- JOB A -
According to the com52r theorem page, which axioms was the theorem proved from?
- JOB B -
Translate the sentence "Rotate right twice." from the com52r theorem page into Spanish.

- TEXT SEGMENT -
══════

Description: Commutation of antecedents. Rotate right twice. (Contributed by Jeff Hankins, 28-Jun-2009.)

**Hypothesis**
Ref	Expression
com5.1	⊢ (𝜑 → (𝜓 → (𝜒 → (𝜃 → (𝜏 → 𝜂)))))

**Assertion**
Ref	Expression
com52r	⊢ (𝜃 → (𝜏 → (𝜑 → (𝜓 → (𝜒 → 𝜂)))))

**Proof of Theorem com52r**
Step	Hyp	Ref	Expression
1		com5.1	. . 3 ⊢ (𝜑 → (𝜓 → (𝜒 → (𝜃 → (𝜏 → 𝜂)))))
2	1	com52l 94	. 2 ⊢ (𝜒 → (𝜃 → (𝜏 → (𝜑 → (𝜓 → 𝜂)))))
3	2	com5l 92	1 ⊢ (𝜃 → (𝜏 → (𝜑 → (𝜓 → (𝜒 → 𝜂)))))

Colors of variables: wff set class

Syntax hints: → wi 4

This theorem was proved from axioms: ax-mp 5 ax-1 6 ax-2 7

This theorem is referenced by: (None)

══════

- INFORMATION SHOWN -
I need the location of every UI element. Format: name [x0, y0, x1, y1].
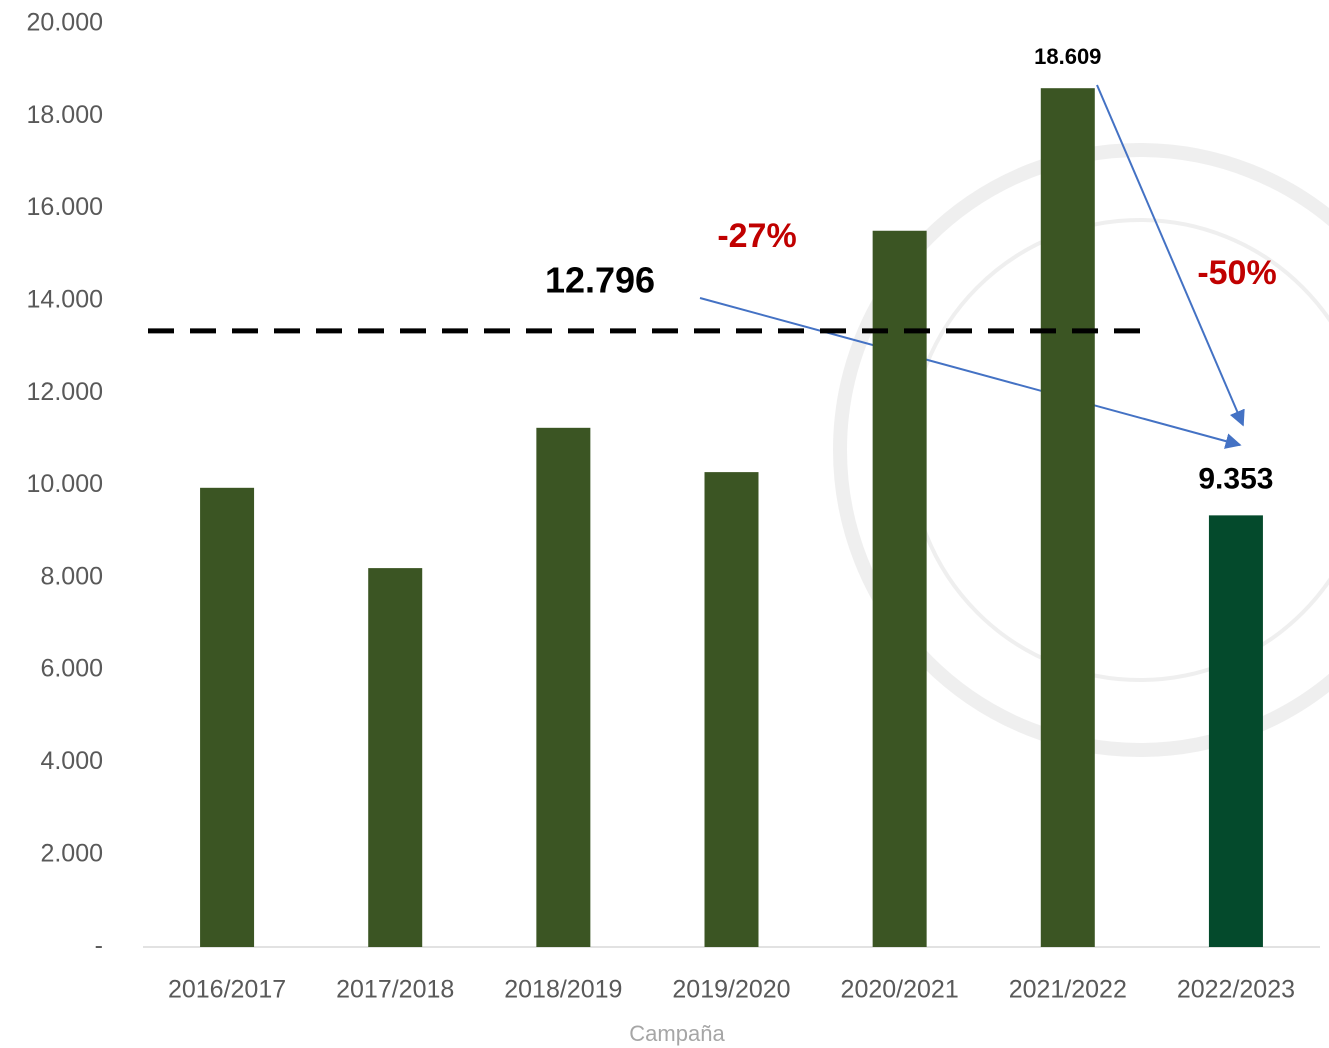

══════

- FINAL RESULT A -
ax-mp, ax-1 and ax-2.

- FINAL RESULT B -
Rotar a la derecha dos veces.